• **Source records**
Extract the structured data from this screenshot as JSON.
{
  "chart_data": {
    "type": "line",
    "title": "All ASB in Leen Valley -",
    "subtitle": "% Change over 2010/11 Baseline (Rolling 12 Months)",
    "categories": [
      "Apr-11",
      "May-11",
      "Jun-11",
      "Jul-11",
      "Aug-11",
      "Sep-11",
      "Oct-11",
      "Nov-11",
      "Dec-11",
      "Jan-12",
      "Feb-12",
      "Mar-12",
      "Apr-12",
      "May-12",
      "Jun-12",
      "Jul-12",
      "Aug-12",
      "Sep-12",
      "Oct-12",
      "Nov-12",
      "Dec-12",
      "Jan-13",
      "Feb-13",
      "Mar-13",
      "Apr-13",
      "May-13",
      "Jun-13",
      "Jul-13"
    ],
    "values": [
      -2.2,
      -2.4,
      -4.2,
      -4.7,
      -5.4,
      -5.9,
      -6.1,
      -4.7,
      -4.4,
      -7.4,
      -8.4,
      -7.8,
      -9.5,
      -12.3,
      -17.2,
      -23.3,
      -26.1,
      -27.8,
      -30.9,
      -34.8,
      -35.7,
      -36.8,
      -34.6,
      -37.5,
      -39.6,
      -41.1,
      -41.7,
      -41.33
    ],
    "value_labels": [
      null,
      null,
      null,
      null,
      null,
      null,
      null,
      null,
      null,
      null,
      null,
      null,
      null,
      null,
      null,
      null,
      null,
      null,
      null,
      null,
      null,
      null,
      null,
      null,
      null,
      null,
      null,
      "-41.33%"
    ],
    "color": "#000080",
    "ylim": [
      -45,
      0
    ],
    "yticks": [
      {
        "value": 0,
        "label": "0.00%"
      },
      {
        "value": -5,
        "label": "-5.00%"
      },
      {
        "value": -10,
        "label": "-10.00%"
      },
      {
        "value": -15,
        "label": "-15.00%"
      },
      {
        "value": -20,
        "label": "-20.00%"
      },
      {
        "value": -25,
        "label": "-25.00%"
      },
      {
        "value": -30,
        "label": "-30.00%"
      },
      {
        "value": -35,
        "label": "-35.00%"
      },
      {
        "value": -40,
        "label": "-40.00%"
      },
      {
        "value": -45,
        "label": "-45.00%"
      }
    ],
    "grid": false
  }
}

• **Written exercise**
Return all the data exactly as given.

• **Exercise answer**
Extract the structured data from this screenshot as JSON.
{
  "chart_data": {
    "type": "line",
    "title": "All ASB in Leen Valley -",
    "subtitle": "% Change over 2010/11 Baseline (Rolling 12 Months)",
    "categories": [
      "Apr-11",
      "May-11",
      "Jun-11",
      "Jul-11",
      "Aug-11",
      "Sep-11",
      "Oct-11",
      "Nov-11",
      "Dec-11",
      "Jan-12",
      "Feb-12",
      "Mar-12",
      "Apr-12",
      "May-12",
      "Jun-12",
      "Jul-12",
      "Aug-12",
      "Sep-12",
      "Oct-12",
      "Nov-12",
      "Dec-12",
      "Jan-13",
      "Feb-13",
      "Mar-13",
      "Apr-13",
      "May-13",
      "Jun-13",
      "Jul-13"
    ],
    "values": [
      -2.2,
      -2.4,
      -4.2,
      -4.7,
      -5.4,
      -5.9,
      -6.1,
      -4.7,
      -4.4,
      -7.4,
      -8.4,
      -7.8,
      -9.5,
      -12.3,
      -17.2,
      -23.3,
      -26.1,
      -27.8,
      -30.9,
      -34.8,
      -35.7,
      -36.8,
      -34.6,
      -37.5,
      -39.6,
      -41.1,
      -41.7,
      -41.33
    ],
    "value_labels": [
      null,
      null,
      null,
      null,
      null,
      null,
      null,
      null,
      null,
      null,
      null,
      null,
      null,
      null,
      null,
      null,
      null,
      null,
      null,
      null,
      null,
      null,
      null,
      null,
      null,
      null,
      null,
      "-41.33%"
    ],
    "color": "#000080",
    "ylim": [
      -45,
      0
    ],
    "yticks": [
      {
        "value": 0,
        "label": "0.00%"
      },
      {
        "value": -5,
        "label": "-5.00%"
      },
      {
        "value": -10,
        "label": "-10.00%"
      },
      {
        "value": -15,
        "label": "-15.00%"
      },
      {
        "value": -20,
        "label": "-20.00%"
      },
      {
        "value": -25,
        "label": "-25.00%"
      },
      {
        "value": -30,
        "label": "-30.00%"
      },
      {
        "value": -35,
        "label": "-35.00%"
      },
      {
        "value": -40,
        "label": "-40.00%"
      },
      {
        "value": -45,
        "label": "-45.00%"
      }
    ],
    "grid": false
  }
}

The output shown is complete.